Exercise requirements:
Return the lines where the word "name" occurs.

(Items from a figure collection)
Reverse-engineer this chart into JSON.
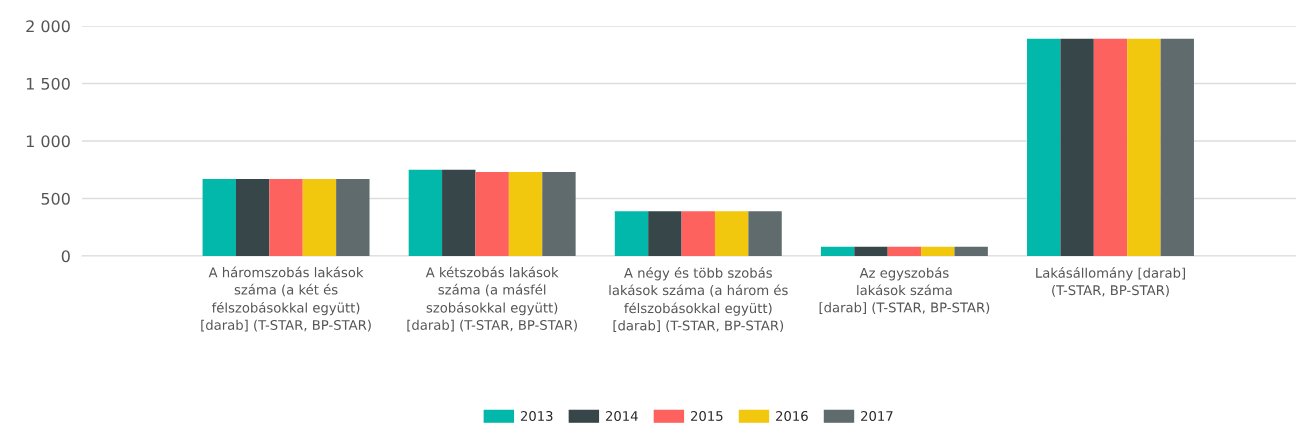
{
  "chart_data": {
    "type": "bar",
    "categories": [
      "A háromszobás lakások\nszáma (a két és\nfélszobásokkal együtt)\n[darab] (T-STAR, BP-STAR)",
      "A kétszobás lakások\nszáma (a másfél\nszobásokkal együtt)\n[darab] (T-STAR, BP-STAR)",
      "A négy és több szobás\nlakások száma (a három és\nfélszobásokkal együtt)\n[darab] (T-STAR, BP-STAR)",
      "Az egyszobás\nlakások száma\n[darab] (T-STAR, BP-STAR)",
      "Lakásállomány [darab]\n(T-STAR, BP-STAR)"
    ],
    "series": [
      {
        "name": "2013",
        "color": "#01b8aa",
        "values": [
          670,
          750,
          390,
          80,
          1890
        ]
      },
      {
        "name": "2014",
        "color": "#374649",
        "values": [
          670,
          750,
          390,
          80,
          1890
        ]
      },
      {
        "name": "2015",
        "color": "#fd625e",
        "values": [
          670,
          730,
          390,
          80,
          1890
        ]
      },
      {
        "name": "2016",
        "color": "#f2c80f",
        "values": [
          670,
          730,
          390,
          80,
          1890
        ]
      },
      {
        "name": "2017",
        "color": "#5f6b6d",
        "values": [
          670,
          730,
          390,
          80,
          1890
        ]
      }
    ],
    "ylim": [
      0,
      2000
    ],
    "yticks": [
      0,
      {
        "value": 500,
        "label": "500"
      },
      {
        "value": 1000,
        "label": "1 000"
      },
      {
        "value": 1500,
        "label": "1 500"
      },
      {
        "value": 2000,
        "label": "2 000"
      }
    ],
    "grid": "y",
    "legend": "bottom"
  }
}
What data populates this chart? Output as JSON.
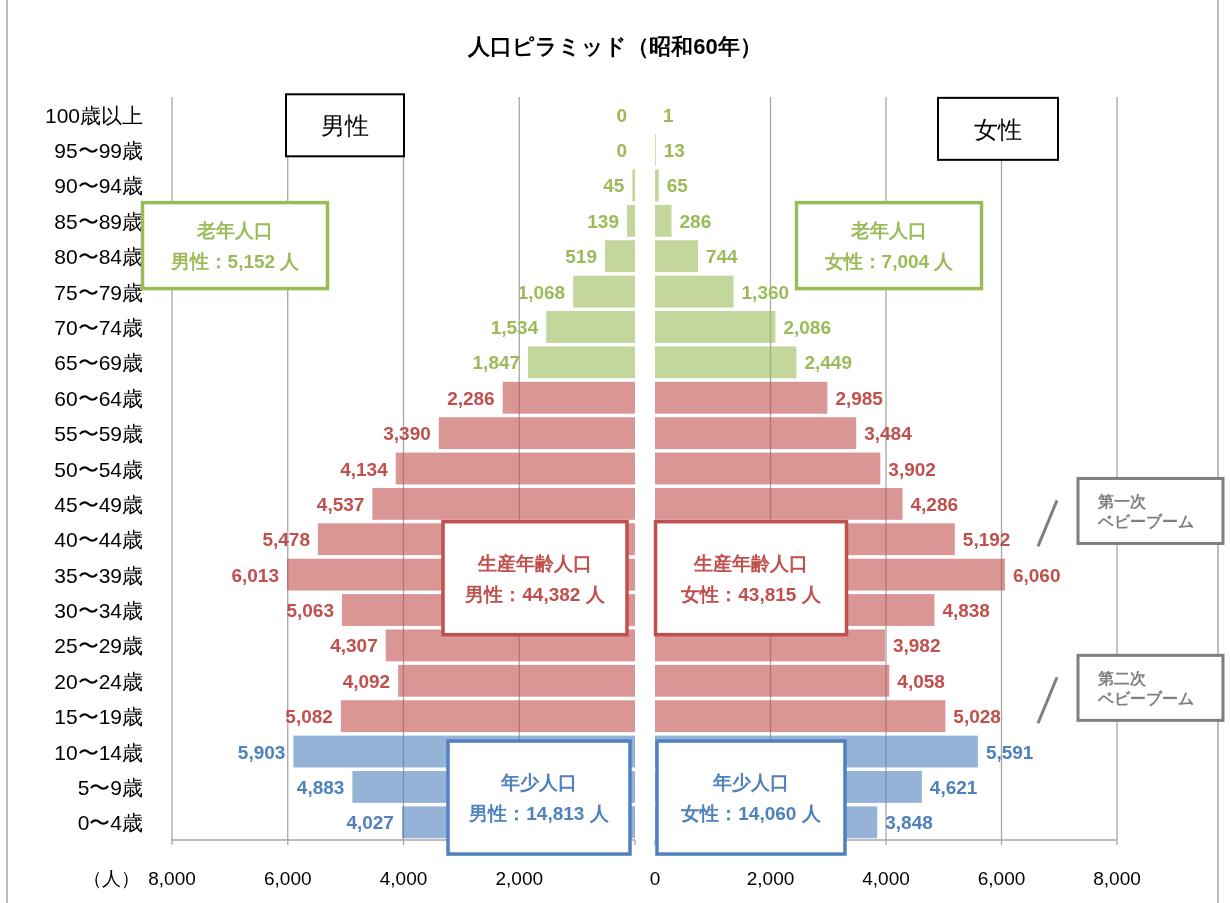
{
  "chart_data": [
    {
      "type": "bar",
      "orientation": "horizontal",
      "title": "人口ピラミッド（昭和60年）",
      "xlabel": "（人）",
      "categories": [
        "100歳以上",
        "95〜99歳",
        "90〜94歳",
        "85〜89歳",
        "80〜84歳",
        "75〜79歳",
        "70〜74歳",
        "65〜69歳",
        "60〜64歳",
        "55〜59歳",
        "50〜54歳",
        "45〜49歳",
        "40〜44歳",
        "35〜39歳",
        "30〜34歳",
        "25〜29歳",
        "20〜24歳",
        "15〜19歳",
        "10〜14歳",
        "5〜9歳",
        "0〜4歳"
      ],
      "values": [
        0,
        0,
        45,
        139,
        519,
        1068,
        1534,
        1847,
        2286,
        3390,
        4134,
        4537,
        5478,
        6013,
        5063,
        4307,
        4092,
        5082,
        5903,
        4883,
        4027
      ],
      "value_labels": [
        "0",
        "0",
        "45",
        "139",
        "519",
        "1,068",
        "1,534",
        "1,847",
        "2,286",
        "3,390",
        "4,134",
        "4,537",
        "5,478",
        "6,013",
        "5,063",
        "4,307",
        "4,092",
        "5,082",
        "5,903",
        "4,883",
        "4,027"
      ],
      "colors": [
        "#9bbb59",
        "#9bbb59",
        "#9bbb59",
        "#9bbb59",
        "#9bbb59",
        "#9bbb59",
        "#9bbb59",
        "#9bbb59",
        "#c0504d",
        "#c0504d",
        "#c0504d",
        "#c0504d",
        "#c0504d",
        "#c0504d",
        "#c0504d",
        "#c0504d",
        "#c0504d",
        "#c0504d",
        "#4f81bd",
        "#4f81bd",
        "#4f81bd"
      ],
      "xlim": [
        8000,
        0
      ],
      "xticks": [
        {
          "value": 8000,
          "label": "8,000"
        },
        {
          "value": 6000,
          "label": "6,000"
        },
        {
          "value": 4000,
          "label": "4,000"
        },
        {
          "value": 2000,
          "label": "2,000"
        },
        {
          "value": 0,
          "label": null
        }
      ],
      "grid": "x",
      "annotations": [
        "男性",
        "老年人口",
        "男性：5,152 人",
        "生産年齢人口",
        "男性：44,382 人",
        "年少人口",
        "男性：14,813 人"
      ]
    },
    {
      "type": "bar",
      "orientation": "horizontal",
      "categories": [
        null,
        null,
        null,
        null,
        null,
        null,
        null,
        null,
        null,
        null,
        null,
        null,
        null,
        null,
        null,
        null,
        null,
        null,
        null,
        null,
        null
      ],
      "values": [
        1,
        13,
        65,
        286,
        744,
        1360,
        2086,
        2449,
        2985,
        3484,
        3902,
        4286,
        5192,
        6060,
        4838,
        3982,
        4058,
        5028,
        5591,
        4621,
        3848
      ],
      "value_labels": [
        "1",
        "13",
        "65",
        "286",
        "744",
        "1,360",
        "2,086",
        "2,449",
        "2,985",
        "3,484",
        "3,902",
        "4,286",
        "5,192",
        "6,060",
        "4,838",
        "3,982",
        "4,058",
        "5,028",
        "5,591",
        "4,621",
        "3,848"
      ],
      "colors": [
        "#9bbb59",
        "#9bbb59",
        "#9bbb59",
        "#9bbb59",
        "#9bbb59",
        "#9bbb59",
        "#9bbb59",
        "#9bbb59",
        "#c0504d",
        "#c0504d",
        "#c0504d",
        "#c0504d",
        "#c0504d",
        "#c0504d",
        "#c0504d",
        "#c0504d",
        "#c0504d",
        "#c0504d",
        "#4f81bd",
        "#4f81bd",
        "#4f81bd"
      ],
      "xlim": [
        0,
        8000
      ],
      "xticks": [
        0,
        {
          "value": 2000,
          "label": "2,000"
        },
        {
          "value": 4000,
          "label": "4,000"
        },
        {
          "value": 6000,
          "label": "6,000"
        },
        {
          "value": 8000,
          "label": "8,000"
        }
      ],
      "grid": "x",
      "tick_labels": "x",
      "annotations": [
        "女性",
        "老年人口",
        "女性：7,004 人",
        "生産年齢人口",
        "女性：43,815 人",
        "年少人口",
        "女性：14,060 人",
        "第一次",
        "ベビーブーム",
        "第二次",
        "ベビーブーム"
      ]
    }
  ]
}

Full solution:
        "name": "2013",
        "name": "2014",
        "name": "2015",
        "name": "2016",
        "name": "2017",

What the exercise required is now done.